▶ Given instruction
Using the listing below, copy every line that mentions "this".

=====

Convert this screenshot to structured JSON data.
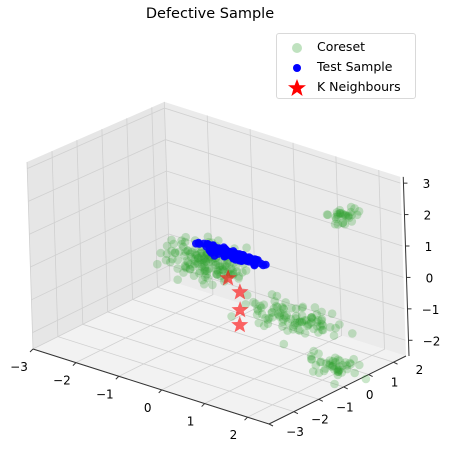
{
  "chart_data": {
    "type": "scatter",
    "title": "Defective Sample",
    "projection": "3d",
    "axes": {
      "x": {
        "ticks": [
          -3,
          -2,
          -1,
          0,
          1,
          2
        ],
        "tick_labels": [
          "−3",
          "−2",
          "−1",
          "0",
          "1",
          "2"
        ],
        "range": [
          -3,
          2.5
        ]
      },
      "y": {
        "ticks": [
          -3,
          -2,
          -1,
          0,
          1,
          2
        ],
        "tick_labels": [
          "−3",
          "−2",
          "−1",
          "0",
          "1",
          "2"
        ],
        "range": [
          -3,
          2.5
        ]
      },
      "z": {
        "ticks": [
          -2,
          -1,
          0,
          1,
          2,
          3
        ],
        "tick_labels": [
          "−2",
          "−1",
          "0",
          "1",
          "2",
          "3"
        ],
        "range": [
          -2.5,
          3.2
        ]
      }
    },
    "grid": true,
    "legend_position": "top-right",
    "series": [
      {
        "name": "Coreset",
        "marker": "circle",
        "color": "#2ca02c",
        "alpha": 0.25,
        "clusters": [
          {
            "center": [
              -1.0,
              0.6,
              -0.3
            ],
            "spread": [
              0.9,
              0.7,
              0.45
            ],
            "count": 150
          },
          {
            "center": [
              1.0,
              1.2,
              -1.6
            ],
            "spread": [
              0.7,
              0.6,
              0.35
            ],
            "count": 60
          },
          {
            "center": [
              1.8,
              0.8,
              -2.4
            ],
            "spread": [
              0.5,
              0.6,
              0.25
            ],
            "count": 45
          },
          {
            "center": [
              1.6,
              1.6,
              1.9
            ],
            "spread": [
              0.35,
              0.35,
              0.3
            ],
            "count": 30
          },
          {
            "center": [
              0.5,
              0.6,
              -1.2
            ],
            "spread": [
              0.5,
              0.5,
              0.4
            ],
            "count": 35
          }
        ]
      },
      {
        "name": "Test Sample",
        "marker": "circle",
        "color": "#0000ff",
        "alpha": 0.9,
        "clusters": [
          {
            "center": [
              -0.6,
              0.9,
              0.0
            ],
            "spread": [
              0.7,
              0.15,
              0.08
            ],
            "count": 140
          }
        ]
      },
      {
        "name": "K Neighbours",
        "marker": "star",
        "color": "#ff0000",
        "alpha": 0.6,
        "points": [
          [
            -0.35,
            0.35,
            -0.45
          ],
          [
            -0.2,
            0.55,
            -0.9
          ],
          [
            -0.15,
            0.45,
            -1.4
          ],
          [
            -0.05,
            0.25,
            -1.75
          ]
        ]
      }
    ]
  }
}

=====

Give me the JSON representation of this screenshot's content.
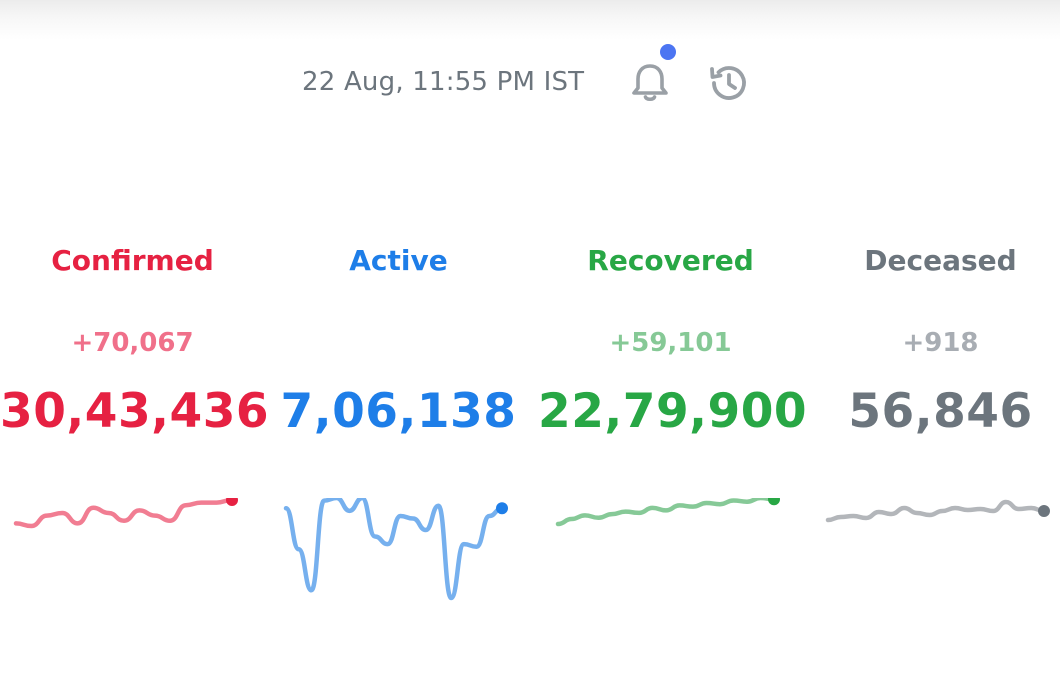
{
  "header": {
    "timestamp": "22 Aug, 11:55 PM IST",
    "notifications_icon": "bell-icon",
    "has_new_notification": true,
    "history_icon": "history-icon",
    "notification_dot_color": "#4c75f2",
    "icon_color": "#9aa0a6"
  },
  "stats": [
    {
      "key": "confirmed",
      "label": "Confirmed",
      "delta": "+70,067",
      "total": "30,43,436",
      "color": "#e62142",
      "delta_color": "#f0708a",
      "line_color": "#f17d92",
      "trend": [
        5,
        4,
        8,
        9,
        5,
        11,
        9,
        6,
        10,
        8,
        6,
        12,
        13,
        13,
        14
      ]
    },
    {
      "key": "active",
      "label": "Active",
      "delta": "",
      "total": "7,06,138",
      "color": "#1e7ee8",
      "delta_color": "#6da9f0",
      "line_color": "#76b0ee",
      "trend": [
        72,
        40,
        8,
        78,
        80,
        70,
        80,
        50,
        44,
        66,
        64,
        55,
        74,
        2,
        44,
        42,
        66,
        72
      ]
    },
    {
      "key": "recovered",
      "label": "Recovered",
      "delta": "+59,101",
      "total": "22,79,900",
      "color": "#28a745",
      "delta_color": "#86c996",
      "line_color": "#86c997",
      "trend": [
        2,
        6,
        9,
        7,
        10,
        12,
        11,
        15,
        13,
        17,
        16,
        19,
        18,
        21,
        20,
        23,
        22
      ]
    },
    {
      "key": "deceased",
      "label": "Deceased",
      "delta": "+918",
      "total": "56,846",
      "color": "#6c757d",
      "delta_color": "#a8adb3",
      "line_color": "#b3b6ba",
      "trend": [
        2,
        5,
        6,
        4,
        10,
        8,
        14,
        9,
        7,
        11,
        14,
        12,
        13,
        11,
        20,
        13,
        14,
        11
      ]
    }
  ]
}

=====

▶ Reply
Convert this screenshot to structured JSON data.
Give me the JSON representation of this screenshot's content.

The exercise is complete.